Find each line in the following listing that has the string "Sciences", then state the count and nothing else.

___ RECORDS PROVIDED ___

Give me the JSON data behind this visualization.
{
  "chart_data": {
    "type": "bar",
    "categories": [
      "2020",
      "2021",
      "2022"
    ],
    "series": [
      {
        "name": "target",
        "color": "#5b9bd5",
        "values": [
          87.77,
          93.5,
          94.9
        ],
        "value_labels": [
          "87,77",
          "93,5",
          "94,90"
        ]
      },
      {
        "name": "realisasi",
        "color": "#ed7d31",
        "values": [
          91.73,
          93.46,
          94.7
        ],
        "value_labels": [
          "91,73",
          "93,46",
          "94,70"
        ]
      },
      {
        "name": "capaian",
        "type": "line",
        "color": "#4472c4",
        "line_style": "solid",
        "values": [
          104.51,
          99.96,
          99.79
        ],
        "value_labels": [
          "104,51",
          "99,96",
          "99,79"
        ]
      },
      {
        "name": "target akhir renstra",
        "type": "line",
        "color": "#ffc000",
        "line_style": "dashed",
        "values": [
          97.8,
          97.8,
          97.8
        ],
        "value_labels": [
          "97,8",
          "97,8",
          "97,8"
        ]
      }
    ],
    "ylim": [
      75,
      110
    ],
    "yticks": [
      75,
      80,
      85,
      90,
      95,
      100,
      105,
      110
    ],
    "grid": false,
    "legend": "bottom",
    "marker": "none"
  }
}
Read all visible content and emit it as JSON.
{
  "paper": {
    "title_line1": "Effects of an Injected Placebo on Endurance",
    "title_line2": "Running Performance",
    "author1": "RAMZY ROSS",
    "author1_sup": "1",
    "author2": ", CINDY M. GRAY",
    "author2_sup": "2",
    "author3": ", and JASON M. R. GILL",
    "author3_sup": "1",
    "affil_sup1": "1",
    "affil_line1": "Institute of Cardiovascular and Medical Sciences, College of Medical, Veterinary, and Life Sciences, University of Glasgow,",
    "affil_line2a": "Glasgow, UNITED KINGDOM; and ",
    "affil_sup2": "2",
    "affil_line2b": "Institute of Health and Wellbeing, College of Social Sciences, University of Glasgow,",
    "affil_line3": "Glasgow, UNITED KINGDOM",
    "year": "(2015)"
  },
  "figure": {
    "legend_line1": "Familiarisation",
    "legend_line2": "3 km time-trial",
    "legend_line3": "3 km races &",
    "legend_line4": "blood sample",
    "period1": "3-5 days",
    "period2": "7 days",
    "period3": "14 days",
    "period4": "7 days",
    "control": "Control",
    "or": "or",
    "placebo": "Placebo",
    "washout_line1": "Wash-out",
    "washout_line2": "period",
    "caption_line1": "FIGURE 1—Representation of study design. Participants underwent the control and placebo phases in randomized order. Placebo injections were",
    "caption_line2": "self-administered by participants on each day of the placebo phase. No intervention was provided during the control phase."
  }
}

___

RESULT BELOW: 2